EXERCISE INPUT |
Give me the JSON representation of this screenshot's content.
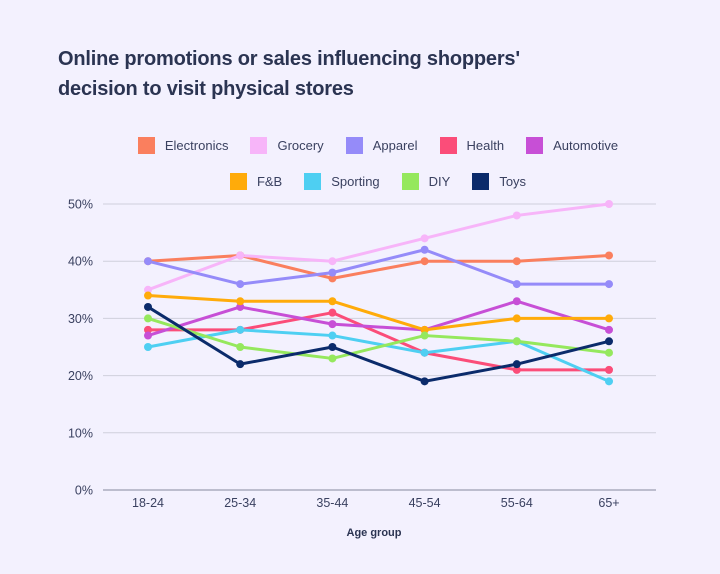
{
  "chart_data": {
    "type": "line",
    "title": "Online promotions or sales influencing shoppers' decision to visit physical stores",
    "xlabel": "Age group",
    "ylabel": "",
    "categories": [
      "18-24",
      "25-34",
      "35-44",
      "45-54",
      "55-64",
      "65+"
    ],
    "ylim": [
      0,
      50
    ],
    "yticks": [
      0,
      10,
      20,
      30,
      40,
      50
    ],
    "ytick_labels": [
      "0%",
      "10%",
      "20%",
      "30%",
      "40%",
      "50%"
    ],
    "grid": true,
    "legend_position": "top-center",
    "series": [
      {
        "name": "Electronics",
        "color": "#fa7f5e",
        "values": [
          40,
          41,
          37,
          40,
          40,
          41
        ]
      },
      {
        "name": "Grocery",
        "color": "#f7b5f9",
        "values": [
          35,
          41,
          40,
          44,
          48,
          50
        ]
      },
      {
        "name": "Apparel",
        "color": "#958bf9",
        "values": [
          40,
          36,
          38,
          42,
          36,
          36
        ]
      },
      {
        "name": "Health",
        "color": "#fb4d79",
        "values": [
          28,
          28,
          31,
          24,
          21,
          21
        ]
      },
      {
        "name": "Automotive",
        "color": "#c74fd6",
        "values": [
          27,
          32,
          29,
          28,
          33,
          28
        ]
      },
      {
        "name": "F&B",
        "color": "#ffab0a",
        "values": [
          34,
          33,
          33,
          28,
          30,
          30
        ]
      },
      {
        "name": "Sporting",
        "color": "#4ecff2",
        "values": [
          25,
          28,
          27,
          24,
          26,
          19
        ]
      },
      {
        "name": "DIY",
        "color": "#95e85d",
        "values": [
          30,
          25,
          23,
          27,
          26,
          24
        ]
      },
      {
        "name": "Toys",
        "color": "#0b2b6b",
        "values": [
          32,
          22,
          25,
          19,
          22,
          26
        ]
      }
    ]
  },
  "legend_rows": [
    [
      0,
      1,
      2,
      3,
      4
    ],
    [
      5,
      6,
      7,
      8
    ]
  ]
}
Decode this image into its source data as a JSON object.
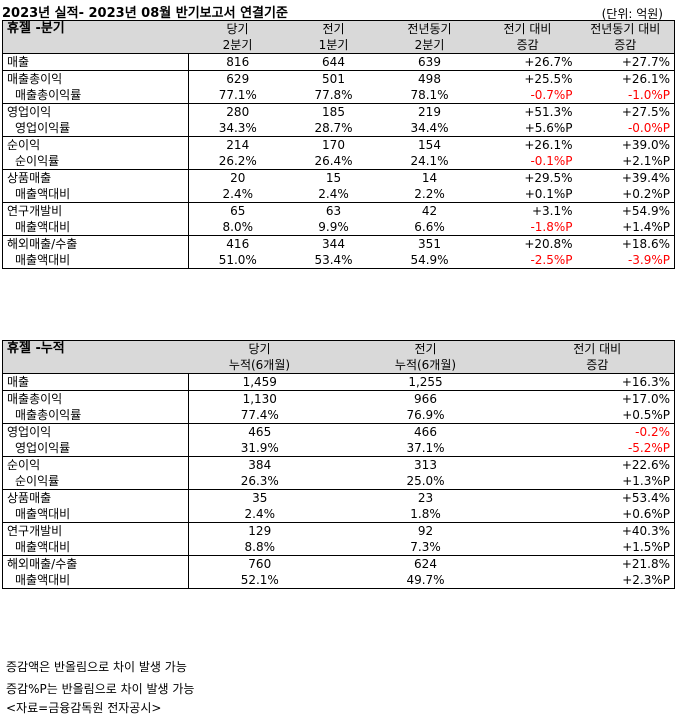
{
  "title": "2023년 실적- 2023년 08월 반기보고서 연결기준",
  "unit": "(단위: 억원)",
  "quarter": {
    "header": {
      "label": "휴젤 -분기",
      "cols": [
        [
          "당기",
          "2분기"
        ],
        [
          "전기",
          "1분기"
        ],
        [
          "전년동기",
          "2분기"
        ],
        [
          "전기 대비",
          "증감"
        ],
        [
          "전년동기 대비",
          "증감"
        ]
      ]
    },
    "groups": [
      [
        [
          "매출",
          "816",
          "644",
          "639",
          "+26.7%",
          "+27.7%"
        ]
      ],
      [
        [
          "매출총이익",
          "629",
          "501",
          "498",
          "+25.5%",
          "+26.1%"
        ],
        [
          "매출총이익률",
          "77.1%",
          "77.8%",
          "78.1%",
          "-0.7%P",
          "-1.0%P"
        ]
      ],
      [
        [
          "영업이익",
          "280",
          "185",
          "219",
          "+51.3%",
          "+27.5%"
        ],
        [
          "영업이익률",
          "34.3%",
          "28.7%",
          "34.4%",
          "+5.6%P",
          "-0.0%P"
        ]
      ],
      [
        [
          "순이익",
          "214",
          "170",
          "154",
          "+26.1%",
          "+39.0%"
        ],
        [
          "순이익률",
          "26.2%",
          "26.4%",
          "24.1%",
          "-0.1%P",
          "+2.1%P"
        ]
      ],
      [
        [
          "상품매출",
          "20",
          "15",
          "14",
          "+29.5%",
          "+39.4%"
        ],
        [
          "매출액대비",
          "2.4%",
          "2.4%",
          "2.2%",
          "+0.1%P",
          "+0.2%P"
        ]
      ],
      [
        [
          "연구개발비",
          "65",
          "63",
          "42",
          "+3.1%",
          "+54.9%"
        ],
        [
          "매출액대비",
          "8.0%",
          "9.9%",
          "6.6%",
          "-1.8%P",
          "+1.4%P"
        ]
      ],
      [
        [
          "해외매출/수출",
          "416",
          "344",
          "351",
          "+20.8%",
          "+18.6%"
        ],
        [
          "매출액대비",
          "51.0%",
          "53.4%",
          "54.9%",
          "-2.5%P",
          "-3.9%P"
        ]
      ]
    ]
  },
  "cumulative": {
    "header": {
      "label": "휴젤 -누적",
      "cols": [
        [
          "당기",
          "누적(6개월)"
        ],
        [
          "전기",
          "누적(6개월)"
        ],
        [
          "전기 대비",
          "증감"
        ]
      ]
    },
    "groups": [
      [
        [
          "매출",
          "1,459",
          "1,255",
          "+16.3%"
        ]
      ],
      [
        [
          "매출총이익",
          "1,130",
          "966",
          "+17.0%"
        ],
        [
          "매출총이익률",
          "77.4%",
          "76.9%",
          "+0.5%P"
        ]
      ],
      [
        [
          "영업이익",
          "465",
          "466",
          "-0.2%"
        ],
        [
          "영업이익률",
          "31.9%",
          "37.1%",
          "-5.2%P"
        ]
      ],
      [
        [
          "순이익",
          "384",
          "313",
          "+22.6%"
        ],
        [
          "순이익률",
          "26.3%",
          "25.0%",
          "+1.3%P"
        ]
      ],
      [
        [
          "상품매출",
          "35",
          "23",
          "+53.4%"
        ],
        [
          "매출액대비",
          "2.4%",
          "1.8%",
          "+0.6%P"
        ]
      ],
      [
        [
          "연구개발비",
          "129",
          "92",
          "+40.3%"
        ],
        [
          "매출액대비",
          "8.8%",
          "7.3%",
          "+1.5%P"
        ]
      ],
      [
        [
          "해외매출/수출",
          "760",
          "624",
          "+21.8%"
        ],
        [
          "매출액대비",
          "52.1%",
          "49.7%",
          "+2.3%P"
        ]
      ]
    ]
  },
  "notes": [
    "증감액은 반올림으로 차이 발생 가능",
    "증감%P는 반올림으로 차이 발생 가능",
    "<자료=금융감독원 전자공시>"
  ],
  "colors": {
    "header_bg": "#d9d9d9",
    "negative": "#ff0000"
  }
}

DESCRIPTION OF THE TASK | Read the data above. Pull out each line in which the string "this" appears.

RIGHT ANSWER |
Give me the JSON representation of this screenshot's content.
Decode this image into its source data as a JSON object.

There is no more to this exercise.